Required work:
Every record must be written out once more, with nothing added or omitted.

Dataset excerpts:
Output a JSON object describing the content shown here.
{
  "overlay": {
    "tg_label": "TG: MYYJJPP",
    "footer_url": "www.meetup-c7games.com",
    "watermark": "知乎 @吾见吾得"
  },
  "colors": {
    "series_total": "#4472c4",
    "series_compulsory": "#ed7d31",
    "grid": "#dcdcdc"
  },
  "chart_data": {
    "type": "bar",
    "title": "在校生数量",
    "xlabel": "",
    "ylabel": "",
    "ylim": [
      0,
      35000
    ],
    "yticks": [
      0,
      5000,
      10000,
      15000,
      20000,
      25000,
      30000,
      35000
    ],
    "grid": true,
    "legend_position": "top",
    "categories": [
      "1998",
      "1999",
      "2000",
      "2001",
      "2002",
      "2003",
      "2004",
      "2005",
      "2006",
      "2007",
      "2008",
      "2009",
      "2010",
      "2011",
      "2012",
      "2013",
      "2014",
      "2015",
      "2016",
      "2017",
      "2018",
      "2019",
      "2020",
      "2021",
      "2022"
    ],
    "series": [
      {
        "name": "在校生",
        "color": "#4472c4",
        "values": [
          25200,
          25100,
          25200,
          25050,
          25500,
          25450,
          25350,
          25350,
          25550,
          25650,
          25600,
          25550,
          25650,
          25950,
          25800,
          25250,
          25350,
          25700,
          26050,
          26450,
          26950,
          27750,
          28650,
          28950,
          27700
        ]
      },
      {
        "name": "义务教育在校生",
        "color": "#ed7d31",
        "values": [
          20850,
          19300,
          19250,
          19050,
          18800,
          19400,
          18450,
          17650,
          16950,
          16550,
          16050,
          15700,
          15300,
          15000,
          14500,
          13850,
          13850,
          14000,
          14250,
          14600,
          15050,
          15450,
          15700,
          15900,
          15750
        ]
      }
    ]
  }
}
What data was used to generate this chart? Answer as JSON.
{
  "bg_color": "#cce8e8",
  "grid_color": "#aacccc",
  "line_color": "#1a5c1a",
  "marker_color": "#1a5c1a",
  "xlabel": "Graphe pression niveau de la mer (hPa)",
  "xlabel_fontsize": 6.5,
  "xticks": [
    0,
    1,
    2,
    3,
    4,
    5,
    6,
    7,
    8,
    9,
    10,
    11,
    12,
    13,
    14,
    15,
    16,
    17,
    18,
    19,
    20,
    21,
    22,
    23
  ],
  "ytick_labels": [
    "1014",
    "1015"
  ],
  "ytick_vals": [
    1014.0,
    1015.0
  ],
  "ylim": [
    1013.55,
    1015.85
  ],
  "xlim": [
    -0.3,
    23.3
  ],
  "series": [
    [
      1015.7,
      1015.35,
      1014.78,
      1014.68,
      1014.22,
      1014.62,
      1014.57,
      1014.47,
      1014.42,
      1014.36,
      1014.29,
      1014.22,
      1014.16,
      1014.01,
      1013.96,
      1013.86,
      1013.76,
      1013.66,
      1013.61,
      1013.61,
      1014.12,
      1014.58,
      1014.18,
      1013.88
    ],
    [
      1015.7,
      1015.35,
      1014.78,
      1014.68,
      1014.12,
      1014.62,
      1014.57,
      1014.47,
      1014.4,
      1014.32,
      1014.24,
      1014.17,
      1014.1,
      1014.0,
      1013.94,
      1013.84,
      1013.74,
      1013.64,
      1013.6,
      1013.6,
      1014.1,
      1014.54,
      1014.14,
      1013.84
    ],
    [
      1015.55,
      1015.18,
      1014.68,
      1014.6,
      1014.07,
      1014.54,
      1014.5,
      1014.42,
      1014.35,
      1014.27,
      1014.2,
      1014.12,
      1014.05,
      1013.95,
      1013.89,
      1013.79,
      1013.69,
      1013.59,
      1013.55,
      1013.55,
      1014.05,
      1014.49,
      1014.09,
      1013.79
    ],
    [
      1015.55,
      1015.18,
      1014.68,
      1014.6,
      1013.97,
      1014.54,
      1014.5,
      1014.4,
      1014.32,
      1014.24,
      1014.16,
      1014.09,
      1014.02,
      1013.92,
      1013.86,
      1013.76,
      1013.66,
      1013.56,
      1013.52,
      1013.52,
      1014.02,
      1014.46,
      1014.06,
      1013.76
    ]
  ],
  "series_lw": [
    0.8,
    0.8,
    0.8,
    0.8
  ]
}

Complete answer:
Output a JSON object describing the content shown here.
{
  "overlay": {
    "tg_label": "TG: MYYJJPP",
    "footer_url": "www.meetup-c7games.com",
    "watermark": "知乎 @吾见吾得"
  },
  "colors": {
    "series_total": "#4472c4",
    "series_compulsory": "#ed7d31",
    "grid": "#dcdcdc"
  },
  "chart_data": {
    "type": "bar",
    "title": "在校生数量",
    "xlabel": "",
    "ylabel": "",
    "ylim": [
      0,
      35000
    ],
    "yticks": [
      0,
      5000,
      10000,
      15000,
      20000,
      25000,
      30000,
      35000
    ],
    "grid": true,
    "legend_position": "top",
    "categories": [
      "1998",
      "1999",
      "2000",
      "2001",
      "2002",
      "2003",
      "2004",
      "2005",
      "2006",
      "2007",
      "2008",
      "2009",
      "2010",
      "2011",
      "2012",
      "2013",
      "2014",
      "2015",
      "2016",
      "2017",
      "2018",
      "2019",
      "2020",
      "2021",
      "2022"
    ],
    "series": [
      {
        "name": "在校生",
        "color": "#4472c4",
        "values": [
          25200,
          25100,
          25200,
          25050,
          25500,
          25450,
          25350,
          25350,
          25550,
          25650,
          25600,
          25550,
          25650,
          25950,
          25800,
          25250,
          25350,
          25700,
          26050,
          26450,
          26950,
          27750,
          28650,
          28950,
          27700
        ]
      },
      {
        "name": "义务教育在校生",
        "color": "#ed7d31",
        "values": [
          20850,
          19300,
          19250,
          19050,
          18800,
          19400,
          18450,
          17650,
          16950,
          16550,
          16050,
          15700,
          15300,
          15000,
          14500,
          13850,
          13850,
          14000,
          14250,
          14600,
          15050,
          15450,
          15700,
          15900,
          15750
        ]
      }
    ]
  }
}
What data was used to generate this chart? Answer as JSON.
{
  "bg_color": "#cce8e8",
  "grid_color": "#aacccc",
  "line_color": "#1a5c1a",
  "marker_color": "#1a5c1a",
  "xlabel": "Graphe pression niveau de la mer (hPa)",
  "xlabel_fontsize": 6.5,
  "xticks": [
    0,
    1,
    2,
    3,
    4,
    5,
    6,
    7,
    8,
    9,
    10,
    11,
    12,
    13,
    14,
    15,
    16,
    17,
    18,
    19,
    20,
    21,
    22,
    23
  ],
  "ytick_labels": [
    "1014",
    "1015"
  ],
  "ytick_vals": [
    1014.0,
    1015.0
  ],
  "ylim": [
    1013.55,
    1015.85
  ],
  "xlim": [
    -0.3,
    23.3
  ],
  "series": [
    [
      1015.7,
      1015.35,
      1014.78,
      1014.68,
      1014.22,
      1014.62,
      1014.57,
      1014.47,
      1014.42,
      1014.36,
      1014.29,
      1014.22,
      1014.16,
      1014.01,
      1013.96,
      1013.86,
      1013.76,
      1013.66,
      1013.61,
      1013.61,
      1014.12,
      1014.58,
      1014.18,
      1013.88
    ],
    [
      1015.7,
      1015.35,
      1014.78,
      1014.68,
      1014.12,
      1014.62,
      1014.57,
      1014.47,
      1014.4,
      1014.32,
      1014.24,
      1014.17,
      1014.1,
      1014.0,
      1013.94,
      1013.84,
      1013.74,
      1013.64,
      1013.6,
      1013.6,
      1014.1,
      1014.54,
      1014.14,
      1013.84
    ],
    [
      1015.55,
      1015.18,
      1014.68,
      1014.6,
      1014.07,
      1014.54,
      1014.5,
      1014.42,
      1014.35,
      1014.27,
      1014.2,
      1014.12,
      1014.05,
      1013.95,
      1013.89,
      1013.79,
      1013.69,
      1013.59,
      1013.55,
      1013.55,
      1014.05,
      1014.49,
      1014.09,
      1013.79
    ],
    [
      1015.55,
      1015.18,
      1014.68,
      1014.6,
      1013.97,
      1014.54,
      1014.5,
      1014.4,
      1014.32,
      1014.24,
      1014.16,
      1014.09,
      1014.02,
      1013.92,
      1013.86,
      1013.76,
      1013.66,
      1013.56,
      1013.52,
      1013.52,
      1014.02,
      1014.46,
      1014.06,
      1013.76
    ]
  ],
  "series_lw": [
    0.8,
    0.8,
    0.8,
    0.8
  ]
}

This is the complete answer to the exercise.